Data supplied
◆ ◆ ◆

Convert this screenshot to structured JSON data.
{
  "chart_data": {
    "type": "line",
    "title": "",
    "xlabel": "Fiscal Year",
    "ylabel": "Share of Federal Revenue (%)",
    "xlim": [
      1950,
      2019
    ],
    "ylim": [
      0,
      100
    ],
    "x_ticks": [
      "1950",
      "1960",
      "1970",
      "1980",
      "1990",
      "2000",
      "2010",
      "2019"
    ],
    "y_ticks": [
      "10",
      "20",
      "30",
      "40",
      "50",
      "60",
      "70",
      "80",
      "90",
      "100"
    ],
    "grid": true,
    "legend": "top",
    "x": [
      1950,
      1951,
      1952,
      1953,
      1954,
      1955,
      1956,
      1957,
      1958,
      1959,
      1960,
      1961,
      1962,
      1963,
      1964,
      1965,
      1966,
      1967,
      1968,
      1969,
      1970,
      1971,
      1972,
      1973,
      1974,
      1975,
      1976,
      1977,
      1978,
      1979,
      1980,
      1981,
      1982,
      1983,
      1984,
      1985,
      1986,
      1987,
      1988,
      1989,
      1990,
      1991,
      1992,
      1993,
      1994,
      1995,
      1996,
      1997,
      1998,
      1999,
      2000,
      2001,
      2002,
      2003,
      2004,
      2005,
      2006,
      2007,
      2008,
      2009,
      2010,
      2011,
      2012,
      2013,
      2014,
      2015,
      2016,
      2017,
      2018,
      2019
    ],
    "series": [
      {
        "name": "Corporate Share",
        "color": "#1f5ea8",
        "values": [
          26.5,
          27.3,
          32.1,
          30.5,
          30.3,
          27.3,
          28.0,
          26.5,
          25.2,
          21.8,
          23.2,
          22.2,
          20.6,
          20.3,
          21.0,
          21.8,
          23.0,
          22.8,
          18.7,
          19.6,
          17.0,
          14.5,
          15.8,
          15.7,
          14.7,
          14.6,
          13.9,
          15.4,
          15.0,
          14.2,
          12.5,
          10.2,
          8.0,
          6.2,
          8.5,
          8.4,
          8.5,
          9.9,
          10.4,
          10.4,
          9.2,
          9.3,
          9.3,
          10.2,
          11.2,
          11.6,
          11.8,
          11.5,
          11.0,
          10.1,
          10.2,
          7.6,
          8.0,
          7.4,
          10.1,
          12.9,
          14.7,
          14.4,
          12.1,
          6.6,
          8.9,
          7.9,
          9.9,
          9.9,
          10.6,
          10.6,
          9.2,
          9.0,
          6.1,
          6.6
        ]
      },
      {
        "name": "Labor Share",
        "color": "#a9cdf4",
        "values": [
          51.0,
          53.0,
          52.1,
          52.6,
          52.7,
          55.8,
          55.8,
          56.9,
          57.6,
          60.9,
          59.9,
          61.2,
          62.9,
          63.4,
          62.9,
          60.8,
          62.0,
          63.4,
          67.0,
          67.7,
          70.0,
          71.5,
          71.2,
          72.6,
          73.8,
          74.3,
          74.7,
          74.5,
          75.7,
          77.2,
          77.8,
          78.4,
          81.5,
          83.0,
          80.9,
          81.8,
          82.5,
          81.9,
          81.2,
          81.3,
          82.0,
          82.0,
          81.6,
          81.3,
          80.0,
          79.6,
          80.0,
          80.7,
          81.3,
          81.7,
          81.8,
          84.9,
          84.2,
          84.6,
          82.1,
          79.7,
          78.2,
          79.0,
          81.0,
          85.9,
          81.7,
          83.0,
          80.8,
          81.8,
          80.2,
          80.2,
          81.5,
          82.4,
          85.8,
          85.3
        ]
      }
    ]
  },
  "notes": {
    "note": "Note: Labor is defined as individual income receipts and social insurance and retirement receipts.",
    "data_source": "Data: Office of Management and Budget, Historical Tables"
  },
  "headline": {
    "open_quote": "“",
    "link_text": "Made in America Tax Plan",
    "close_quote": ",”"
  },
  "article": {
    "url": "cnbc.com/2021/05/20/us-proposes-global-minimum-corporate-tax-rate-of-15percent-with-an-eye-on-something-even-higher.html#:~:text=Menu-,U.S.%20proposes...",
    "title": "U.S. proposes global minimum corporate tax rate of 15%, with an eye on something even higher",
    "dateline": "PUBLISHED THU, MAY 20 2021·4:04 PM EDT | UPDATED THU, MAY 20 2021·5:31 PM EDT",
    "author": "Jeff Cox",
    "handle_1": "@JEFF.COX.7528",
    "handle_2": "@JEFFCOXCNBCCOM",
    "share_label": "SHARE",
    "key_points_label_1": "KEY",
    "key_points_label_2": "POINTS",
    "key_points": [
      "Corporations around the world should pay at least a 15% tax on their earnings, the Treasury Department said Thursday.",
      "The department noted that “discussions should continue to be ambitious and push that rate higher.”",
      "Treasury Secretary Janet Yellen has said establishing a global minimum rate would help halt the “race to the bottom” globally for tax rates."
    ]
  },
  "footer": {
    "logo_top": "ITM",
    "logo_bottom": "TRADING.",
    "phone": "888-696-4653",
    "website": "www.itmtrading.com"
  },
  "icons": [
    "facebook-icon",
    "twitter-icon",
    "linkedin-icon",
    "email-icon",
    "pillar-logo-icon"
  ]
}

◆ ◆ ◆

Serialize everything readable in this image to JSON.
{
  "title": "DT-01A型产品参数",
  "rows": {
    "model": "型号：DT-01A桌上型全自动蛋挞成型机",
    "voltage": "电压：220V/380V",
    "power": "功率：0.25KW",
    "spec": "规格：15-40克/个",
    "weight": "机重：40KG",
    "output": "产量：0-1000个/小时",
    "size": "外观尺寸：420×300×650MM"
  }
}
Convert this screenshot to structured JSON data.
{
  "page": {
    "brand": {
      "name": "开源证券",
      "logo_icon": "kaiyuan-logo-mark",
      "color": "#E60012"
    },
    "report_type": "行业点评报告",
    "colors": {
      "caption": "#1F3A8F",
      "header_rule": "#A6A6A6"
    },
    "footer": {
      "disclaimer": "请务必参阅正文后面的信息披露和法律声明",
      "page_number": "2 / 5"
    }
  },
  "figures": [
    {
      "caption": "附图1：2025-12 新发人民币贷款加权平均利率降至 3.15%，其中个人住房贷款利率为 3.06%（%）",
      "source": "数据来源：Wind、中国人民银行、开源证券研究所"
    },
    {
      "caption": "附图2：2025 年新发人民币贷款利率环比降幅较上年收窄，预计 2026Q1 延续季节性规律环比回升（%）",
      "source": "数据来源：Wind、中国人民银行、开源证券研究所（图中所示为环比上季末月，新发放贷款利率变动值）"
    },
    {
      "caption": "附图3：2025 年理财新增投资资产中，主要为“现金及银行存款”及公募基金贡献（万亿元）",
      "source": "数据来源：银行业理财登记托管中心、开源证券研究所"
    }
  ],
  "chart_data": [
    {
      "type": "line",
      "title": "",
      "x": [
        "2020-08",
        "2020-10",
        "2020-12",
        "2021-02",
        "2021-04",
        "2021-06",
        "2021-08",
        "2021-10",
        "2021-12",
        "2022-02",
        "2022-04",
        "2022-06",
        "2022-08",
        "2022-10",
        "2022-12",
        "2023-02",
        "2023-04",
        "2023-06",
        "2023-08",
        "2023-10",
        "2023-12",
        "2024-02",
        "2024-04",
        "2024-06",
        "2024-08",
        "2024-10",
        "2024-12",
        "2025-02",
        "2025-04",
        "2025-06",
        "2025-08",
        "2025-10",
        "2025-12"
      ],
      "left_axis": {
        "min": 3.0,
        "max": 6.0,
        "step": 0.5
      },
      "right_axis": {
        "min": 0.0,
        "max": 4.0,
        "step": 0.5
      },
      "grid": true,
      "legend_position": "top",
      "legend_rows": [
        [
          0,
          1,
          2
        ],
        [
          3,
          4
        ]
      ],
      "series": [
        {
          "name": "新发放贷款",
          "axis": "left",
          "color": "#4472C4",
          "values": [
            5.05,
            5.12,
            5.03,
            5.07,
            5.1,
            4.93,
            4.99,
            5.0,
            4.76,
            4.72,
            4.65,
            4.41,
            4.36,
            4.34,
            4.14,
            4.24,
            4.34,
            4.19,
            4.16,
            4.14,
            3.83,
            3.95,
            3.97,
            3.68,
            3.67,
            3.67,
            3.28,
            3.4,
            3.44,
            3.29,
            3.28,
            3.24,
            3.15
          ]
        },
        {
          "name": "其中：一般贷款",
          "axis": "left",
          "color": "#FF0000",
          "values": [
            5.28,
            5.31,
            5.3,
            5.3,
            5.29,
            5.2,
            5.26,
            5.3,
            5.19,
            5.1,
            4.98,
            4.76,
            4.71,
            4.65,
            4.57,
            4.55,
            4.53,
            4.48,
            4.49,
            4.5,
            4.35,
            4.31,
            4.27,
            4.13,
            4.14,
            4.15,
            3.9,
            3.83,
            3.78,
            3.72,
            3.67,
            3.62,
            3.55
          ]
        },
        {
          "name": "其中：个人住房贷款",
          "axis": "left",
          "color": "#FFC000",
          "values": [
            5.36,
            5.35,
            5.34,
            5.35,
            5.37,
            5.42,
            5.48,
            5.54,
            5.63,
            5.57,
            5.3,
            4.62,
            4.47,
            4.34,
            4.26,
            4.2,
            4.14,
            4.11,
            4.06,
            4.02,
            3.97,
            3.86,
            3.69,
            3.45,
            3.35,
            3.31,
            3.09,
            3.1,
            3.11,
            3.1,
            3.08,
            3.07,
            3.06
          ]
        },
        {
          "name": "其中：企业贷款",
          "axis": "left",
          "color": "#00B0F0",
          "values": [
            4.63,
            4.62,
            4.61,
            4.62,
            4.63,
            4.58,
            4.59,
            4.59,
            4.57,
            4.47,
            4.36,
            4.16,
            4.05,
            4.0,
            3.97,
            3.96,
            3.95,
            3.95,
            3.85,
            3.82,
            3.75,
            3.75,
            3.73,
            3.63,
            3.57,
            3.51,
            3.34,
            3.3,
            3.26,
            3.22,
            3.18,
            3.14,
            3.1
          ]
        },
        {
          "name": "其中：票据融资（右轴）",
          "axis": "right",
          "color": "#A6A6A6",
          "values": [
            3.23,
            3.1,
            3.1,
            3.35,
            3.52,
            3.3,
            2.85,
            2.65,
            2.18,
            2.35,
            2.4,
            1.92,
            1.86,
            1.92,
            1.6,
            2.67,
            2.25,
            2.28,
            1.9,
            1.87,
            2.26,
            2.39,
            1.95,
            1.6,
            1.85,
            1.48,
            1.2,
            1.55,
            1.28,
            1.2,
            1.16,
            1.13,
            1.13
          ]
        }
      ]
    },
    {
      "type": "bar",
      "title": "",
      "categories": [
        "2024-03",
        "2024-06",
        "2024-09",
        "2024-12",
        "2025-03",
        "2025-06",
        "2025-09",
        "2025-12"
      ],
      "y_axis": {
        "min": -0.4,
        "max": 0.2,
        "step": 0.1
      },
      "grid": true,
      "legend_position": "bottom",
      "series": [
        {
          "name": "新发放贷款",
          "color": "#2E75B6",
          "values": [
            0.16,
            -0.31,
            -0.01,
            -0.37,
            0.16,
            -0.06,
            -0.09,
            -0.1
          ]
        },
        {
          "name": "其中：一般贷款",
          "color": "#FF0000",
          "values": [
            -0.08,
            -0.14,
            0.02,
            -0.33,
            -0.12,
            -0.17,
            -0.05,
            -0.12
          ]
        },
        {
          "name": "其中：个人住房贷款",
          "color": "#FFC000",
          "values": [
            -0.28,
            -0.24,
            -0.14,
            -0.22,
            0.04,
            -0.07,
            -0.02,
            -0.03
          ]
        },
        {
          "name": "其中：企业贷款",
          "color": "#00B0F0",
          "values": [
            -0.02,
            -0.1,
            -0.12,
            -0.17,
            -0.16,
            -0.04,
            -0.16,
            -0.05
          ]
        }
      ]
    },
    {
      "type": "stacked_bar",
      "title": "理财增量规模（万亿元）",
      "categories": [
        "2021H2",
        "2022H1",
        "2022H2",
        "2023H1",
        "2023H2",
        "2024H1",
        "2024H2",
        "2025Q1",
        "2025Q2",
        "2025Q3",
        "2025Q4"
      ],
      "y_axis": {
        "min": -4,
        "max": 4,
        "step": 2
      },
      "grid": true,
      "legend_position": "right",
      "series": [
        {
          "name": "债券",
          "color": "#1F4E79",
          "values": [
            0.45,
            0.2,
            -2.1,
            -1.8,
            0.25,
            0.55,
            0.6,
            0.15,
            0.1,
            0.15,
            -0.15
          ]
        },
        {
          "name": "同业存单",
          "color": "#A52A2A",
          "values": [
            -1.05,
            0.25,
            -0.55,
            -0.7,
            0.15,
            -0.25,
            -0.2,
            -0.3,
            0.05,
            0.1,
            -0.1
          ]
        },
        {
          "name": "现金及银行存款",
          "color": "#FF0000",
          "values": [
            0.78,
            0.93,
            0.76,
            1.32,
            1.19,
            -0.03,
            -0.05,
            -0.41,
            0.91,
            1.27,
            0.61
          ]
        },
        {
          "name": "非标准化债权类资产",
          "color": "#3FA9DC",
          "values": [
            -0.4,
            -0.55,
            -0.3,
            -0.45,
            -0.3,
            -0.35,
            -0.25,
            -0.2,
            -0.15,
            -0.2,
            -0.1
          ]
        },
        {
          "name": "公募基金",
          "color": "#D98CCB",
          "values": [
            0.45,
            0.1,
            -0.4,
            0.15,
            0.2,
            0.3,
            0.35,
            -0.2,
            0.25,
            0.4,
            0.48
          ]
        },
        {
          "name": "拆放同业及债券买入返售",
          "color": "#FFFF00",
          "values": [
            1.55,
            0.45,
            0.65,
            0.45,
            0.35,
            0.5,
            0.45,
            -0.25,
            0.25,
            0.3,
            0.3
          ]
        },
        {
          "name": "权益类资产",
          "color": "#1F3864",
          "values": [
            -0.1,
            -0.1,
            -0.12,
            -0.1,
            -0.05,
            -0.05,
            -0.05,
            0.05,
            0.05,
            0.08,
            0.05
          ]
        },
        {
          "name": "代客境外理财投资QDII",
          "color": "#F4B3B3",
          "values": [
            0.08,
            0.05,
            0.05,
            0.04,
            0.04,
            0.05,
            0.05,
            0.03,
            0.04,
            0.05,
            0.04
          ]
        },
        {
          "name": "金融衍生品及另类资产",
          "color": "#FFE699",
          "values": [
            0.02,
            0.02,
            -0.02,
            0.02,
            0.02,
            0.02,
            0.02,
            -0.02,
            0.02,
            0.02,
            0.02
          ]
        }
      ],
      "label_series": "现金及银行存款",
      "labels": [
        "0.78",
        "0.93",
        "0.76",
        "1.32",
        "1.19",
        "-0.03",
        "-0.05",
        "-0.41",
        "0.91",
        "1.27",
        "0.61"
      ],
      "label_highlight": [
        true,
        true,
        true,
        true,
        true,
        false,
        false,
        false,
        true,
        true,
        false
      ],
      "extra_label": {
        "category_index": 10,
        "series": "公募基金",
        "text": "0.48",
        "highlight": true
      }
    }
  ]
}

◆ ◆ ◆

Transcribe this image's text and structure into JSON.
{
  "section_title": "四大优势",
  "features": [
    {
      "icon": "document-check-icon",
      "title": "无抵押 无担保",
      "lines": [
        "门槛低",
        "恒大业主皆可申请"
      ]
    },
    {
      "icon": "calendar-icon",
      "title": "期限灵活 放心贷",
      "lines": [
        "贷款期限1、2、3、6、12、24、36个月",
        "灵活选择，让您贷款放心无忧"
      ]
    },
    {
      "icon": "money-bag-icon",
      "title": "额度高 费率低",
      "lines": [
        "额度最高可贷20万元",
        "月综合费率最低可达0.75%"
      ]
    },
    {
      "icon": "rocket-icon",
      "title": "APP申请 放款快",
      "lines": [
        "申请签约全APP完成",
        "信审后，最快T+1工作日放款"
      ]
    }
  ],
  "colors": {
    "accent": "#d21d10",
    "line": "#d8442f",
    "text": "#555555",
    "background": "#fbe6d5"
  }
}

◆ ◆ ◆

Your task
Collect each line above holding the string "should".

Response to the task
      "Corporations around the world should pay at least a 15% tax on their earnings, the Treasury Department said Thursday.",
      "The department noted that “discussions should continue to be ambitious and push that rate higher.”",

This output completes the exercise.